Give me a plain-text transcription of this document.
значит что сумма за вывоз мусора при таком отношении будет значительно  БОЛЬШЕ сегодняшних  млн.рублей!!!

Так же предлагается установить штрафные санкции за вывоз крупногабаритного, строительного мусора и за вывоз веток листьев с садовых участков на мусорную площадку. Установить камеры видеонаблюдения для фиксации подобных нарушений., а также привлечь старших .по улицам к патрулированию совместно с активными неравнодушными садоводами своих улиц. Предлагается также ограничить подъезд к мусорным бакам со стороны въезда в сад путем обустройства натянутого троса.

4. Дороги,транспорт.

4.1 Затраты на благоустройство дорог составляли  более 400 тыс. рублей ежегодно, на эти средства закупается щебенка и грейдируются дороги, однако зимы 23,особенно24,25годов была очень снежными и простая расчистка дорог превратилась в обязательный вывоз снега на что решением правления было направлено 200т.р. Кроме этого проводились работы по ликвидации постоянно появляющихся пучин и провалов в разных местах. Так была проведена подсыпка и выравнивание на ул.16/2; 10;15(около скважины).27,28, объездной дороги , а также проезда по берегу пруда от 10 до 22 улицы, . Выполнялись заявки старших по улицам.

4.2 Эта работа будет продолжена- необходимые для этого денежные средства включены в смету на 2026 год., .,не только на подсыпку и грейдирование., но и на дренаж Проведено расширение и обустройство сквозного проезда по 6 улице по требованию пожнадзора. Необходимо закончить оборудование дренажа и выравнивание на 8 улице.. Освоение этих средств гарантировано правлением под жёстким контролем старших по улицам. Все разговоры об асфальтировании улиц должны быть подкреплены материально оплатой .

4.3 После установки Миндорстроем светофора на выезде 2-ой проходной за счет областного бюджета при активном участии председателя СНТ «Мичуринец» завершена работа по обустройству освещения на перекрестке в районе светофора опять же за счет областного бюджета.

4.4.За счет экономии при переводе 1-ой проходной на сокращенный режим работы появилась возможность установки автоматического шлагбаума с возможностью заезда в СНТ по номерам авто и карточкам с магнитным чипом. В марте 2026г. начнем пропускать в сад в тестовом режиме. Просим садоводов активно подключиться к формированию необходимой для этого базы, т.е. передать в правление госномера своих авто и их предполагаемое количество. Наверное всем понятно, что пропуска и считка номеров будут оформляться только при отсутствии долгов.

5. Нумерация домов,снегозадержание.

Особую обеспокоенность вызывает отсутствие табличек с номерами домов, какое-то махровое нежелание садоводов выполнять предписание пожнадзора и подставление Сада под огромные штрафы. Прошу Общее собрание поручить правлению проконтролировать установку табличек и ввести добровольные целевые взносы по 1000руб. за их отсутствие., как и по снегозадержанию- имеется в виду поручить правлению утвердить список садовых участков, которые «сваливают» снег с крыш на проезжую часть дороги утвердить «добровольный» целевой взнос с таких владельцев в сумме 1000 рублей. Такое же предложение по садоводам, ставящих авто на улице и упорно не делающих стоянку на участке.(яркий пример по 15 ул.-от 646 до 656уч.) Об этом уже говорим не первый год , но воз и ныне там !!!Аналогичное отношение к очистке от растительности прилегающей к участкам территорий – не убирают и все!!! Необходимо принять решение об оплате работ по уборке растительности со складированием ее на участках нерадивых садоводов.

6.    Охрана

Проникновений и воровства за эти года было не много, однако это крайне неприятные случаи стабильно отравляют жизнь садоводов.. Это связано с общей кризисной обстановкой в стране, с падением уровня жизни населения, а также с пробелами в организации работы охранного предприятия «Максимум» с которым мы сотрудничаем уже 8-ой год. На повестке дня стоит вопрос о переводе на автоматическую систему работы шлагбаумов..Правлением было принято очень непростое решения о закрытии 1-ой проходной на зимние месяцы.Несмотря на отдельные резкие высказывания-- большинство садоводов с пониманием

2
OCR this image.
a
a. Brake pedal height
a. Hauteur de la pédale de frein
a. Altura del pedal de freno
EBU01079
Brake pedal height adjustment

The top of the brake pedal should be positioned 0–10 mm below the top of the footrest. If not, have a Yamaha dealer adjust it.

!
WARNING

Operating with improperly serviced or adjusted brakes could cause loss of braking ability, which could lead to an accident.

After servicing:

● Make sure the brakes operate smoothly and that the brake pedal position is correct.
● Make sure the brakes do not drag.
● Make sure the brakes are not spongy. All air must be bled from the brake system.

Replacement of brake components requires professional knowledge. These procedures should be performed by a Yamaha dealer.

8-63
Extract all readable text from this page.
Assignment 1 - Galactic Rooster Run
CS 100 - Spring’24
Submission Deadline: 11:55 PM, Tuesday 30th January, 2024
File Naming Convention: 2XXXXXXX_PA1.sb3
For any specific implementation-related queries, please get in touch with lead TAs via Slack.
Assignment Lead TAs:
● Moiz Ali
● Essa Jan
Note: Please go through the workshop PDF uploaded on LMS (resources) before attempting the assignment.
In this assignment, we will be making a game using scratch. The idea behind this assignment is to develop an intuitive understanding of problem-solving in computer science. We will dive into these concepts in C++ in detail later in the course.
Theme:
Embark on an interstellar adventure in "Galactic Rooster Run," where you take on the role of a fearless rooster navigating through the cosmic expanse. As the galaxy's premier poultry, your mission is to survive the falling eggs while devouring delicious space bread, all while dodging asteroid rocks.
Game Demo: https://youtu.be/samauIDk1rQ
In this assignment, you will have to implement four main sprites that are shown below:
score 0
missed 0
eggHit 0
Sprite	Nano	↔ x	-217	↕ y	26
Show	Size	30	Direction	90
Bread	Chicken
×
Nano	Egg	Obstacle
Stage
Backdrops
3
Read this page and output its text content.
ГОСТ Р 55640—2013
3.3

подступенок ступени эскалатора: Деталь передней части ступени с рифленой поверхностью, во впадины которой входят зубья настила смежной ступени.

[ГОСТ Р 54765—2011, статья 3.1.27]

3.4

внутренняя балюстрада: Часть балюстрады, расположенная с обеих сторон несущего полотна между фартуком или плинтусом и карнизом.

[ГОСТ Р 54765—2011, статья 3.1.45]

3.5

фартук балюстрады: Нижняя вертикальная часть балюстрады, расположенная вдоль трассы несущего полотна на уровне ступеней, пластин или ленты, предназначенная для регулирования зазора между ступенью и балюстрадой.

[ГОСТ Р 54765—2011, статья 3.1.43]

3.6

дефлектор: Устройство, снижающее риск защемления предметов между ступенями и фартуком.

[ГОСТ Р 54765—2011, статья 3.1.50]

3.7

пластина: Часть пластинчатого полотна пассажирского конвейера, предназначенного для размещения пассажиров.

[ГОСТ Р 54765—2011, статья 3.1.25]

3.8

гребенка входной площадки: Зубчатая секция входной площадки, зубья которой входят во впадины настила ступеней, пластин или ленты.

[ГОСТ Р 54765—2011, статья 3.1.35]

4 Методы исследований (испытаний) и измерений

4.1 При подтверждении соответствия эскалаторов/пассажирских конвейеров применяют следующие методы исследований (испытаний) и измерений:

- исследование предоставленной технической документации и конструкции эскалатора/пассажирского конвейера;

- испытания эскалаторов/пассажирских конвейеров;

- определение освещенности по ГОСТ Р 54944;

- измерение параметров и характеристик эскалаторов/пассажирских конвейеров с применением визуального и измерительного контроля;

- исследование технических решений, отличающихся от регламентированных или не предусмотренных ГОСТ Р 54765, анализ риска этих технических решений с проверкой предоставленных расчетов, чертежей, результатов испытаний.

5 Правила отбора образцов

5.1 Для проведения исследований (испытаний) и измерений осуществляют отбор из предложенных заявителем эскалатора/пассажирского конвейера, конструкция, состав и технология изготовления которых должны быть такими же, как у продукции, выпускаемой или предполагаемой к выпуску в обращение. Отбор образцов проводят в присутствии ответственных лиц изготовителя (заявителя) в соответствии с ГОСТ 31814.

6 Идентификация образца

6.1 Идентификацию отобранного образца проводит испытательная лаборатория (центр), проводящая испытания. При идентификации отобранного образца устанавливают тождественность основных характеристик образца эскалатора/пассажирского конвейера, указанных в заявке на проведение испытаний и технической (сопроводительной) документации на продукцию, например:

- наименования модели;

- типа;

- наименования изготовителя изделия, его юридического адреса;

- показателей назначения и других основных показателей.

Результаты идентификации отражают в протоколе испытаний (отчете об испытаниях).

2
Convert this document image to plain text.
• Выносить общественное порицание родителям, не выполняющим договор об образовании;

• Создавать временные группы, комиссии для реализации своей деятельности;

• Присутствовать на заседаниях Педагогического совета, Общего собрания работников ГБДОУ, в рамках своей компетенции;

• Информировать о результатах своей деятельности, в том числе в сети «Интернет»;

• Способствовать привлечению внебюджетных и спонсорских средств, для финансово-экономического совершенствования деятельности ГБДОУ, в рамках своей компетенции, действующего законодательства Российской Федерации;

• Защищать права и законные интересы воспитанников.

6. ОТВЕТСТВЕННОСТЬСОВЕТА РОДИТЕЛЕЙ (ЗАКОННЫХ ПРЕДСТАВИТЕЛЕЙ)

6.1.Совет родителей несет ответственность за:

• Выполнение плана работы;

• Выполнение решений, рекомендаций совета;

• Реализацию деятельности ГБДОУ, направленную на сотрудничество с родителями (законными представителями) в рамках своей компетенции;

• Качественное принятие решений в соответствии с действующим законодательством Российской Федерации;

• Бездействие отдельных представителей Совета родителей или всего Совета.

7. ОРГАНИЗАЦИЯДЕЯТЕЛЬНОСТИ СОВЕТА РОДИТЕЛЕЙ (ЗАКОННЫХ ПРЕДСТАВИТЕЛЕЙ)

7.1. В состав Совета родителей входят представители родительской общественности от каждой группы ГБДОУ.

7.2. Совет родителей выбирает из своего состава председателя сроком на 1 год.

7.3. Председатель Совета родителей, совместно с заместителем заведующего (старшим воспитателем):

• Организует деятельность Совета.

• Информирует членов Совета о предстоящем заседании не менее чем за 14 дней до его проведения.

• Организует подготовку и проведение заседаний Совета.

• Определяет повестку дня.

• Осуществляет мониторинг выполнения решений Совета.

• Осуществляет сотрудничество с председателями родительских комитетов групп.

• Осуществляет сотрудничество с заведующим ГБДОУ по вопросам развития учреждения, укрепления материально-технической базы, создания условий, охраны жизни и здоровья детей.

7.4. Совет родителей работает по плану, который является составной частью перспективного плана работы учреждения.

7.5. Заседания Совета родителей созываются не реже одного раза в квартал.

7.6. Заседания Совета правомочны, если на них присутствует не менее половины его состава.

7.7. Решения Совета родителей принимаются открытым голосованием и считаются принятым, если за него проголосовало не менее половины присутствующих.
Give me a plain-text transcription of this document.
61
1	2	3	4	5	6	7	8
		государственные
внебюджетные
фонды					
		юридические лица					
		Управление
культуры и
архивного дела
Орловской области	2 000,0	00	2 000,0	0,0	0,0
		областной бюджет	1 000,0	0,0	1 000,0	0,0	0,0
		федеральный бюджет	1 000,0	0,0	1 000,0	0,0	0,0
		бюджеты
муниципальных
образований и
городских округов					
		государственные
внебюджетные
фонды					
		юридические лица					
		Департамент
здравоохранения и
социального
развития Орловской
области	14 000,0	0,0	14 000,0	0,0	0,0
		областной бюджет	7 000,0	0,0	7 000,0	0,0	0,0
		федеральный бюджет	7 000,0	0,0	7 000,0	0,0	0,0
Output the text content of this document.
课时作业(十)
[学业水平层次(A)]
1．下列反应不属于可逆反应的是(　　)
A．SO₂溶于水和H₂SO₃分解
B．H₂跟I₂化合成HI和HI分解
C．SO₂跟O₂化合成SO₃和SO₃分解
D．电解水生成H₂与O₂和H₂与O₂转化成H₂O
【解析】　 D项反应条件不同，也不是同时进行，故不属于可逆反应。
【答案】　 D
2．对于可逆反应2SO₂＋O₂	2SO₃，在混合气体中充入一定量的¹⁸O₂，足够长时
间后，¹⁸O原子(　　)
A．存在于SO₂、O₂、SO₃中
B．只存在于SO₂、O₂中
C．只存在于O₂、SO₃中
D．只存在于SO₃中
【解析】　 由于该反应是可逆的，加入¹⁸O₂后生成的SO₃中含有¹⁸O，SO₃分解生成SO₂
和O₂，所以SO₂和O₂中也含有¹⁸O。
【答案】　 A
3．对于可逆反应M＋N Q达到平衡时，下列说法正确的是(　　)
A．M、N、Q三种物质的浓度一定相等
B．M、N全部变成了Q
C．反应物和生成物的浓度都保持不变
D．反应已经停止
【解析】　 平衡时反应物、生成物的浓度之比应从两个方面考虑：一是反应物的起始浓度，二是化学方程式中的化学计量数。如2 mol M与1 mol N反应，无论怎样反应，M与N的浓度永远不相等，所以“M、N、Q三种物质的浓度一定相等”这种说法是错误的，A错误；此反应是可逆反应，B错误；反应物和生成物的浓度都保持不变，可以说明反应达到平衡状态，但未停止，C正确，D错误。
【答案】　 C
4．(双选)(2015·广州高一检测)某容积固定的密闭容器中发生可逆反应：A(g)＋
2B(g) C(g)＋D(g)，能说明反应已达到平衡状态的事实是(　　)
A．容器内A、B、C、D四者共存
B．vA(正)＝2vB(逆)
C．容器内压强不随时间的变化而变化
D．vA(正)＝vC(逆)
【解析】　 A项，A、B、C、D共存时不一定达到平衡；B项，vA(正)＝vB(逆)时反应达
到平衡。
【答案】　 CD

—————

Problem
Only the lines from the one containing "Output the text content of this document." to the end of the records should be repeated, exactly as they appear.

Response to the task
Output the text content of this document.
课时作业(十)
[学业水平层次(A)]
1．下列反应不属于可逆反应的是(　　)
A．SO₂溶于水和H₂SO₃分解
B．H₂跟I₂化合成HI和HI分解
C．SO₂跟O₂化合成SO₃和SO₃分解
D．电解水生成H₂与O₂和H₂与O₂转化成H₂O
【解析】　 D项反应条件不同，也不是同时进行，故不属于可逆反应。
【答案】　 D
2．对于可逆反应2SO₂＋O₂	2SO₃，在混合气体中充入一定量的¹⁸O₂，足够长时
间后，¹⁸O原子(　　)
A．存在于SO₂、O₂、SO₃中
B．只存在于SO₂、O₂中
C．只存在于O₂、SO₃中
D．只存在于SO₃中
【解析】　 由于该反应是可逆的，加入¹⁸O₂后生成的SO₃中含有¹⁸O，SO₃分解生成SO₂
和O₂，所以SO₂和O₂中也含有¹⁸O。
【答案】　 A
3．对于可逆反应M＋N Q达到平衡时，下列说法正确的是(　　)
A．M、N、Q三种物质的浓度一定相等
B．M、N全部变成了Q
C．反应物和生成物的浓度都保持不变
D．反应已经停止
【解析】　 平衡时反应物、生成物的浓度之比应从两个方面考虑：一是反应物的起始浓度，二是化学方程式中的化学计量数。如2 mol M与1 mol N反应，无论怎样反应，M与N的浓度永远不相等，所以“M、N、Q三种物质的浓度一定相等”这种说法是错误的，A错误；此反应是可逆反应，B错误；反应物和生成物的浓度都保持不变，可以说明反应达到平衡状态，但未停止，C正确，D错误。
【答案】　 C
4．(双选)(2015·广州高一检测)某容积固定的密闭容器中发生可逆反应：A(g)＋
2B(g) C(g)＋D(g)，能说明反应已达到平衡状态的事实是(　　)
A．容器内A、B、C、D四者共存
B．vA(正)＝2vB(逆)
C．容器内压强不随时间的变化而变化
D．vA(正)＝vC(逆)
【解析】　 A项，A、B、C、D共存时不一定达到平衡；B项，vA(正)＝vB(逆)时反应达
到平衡。
【答案】　 CD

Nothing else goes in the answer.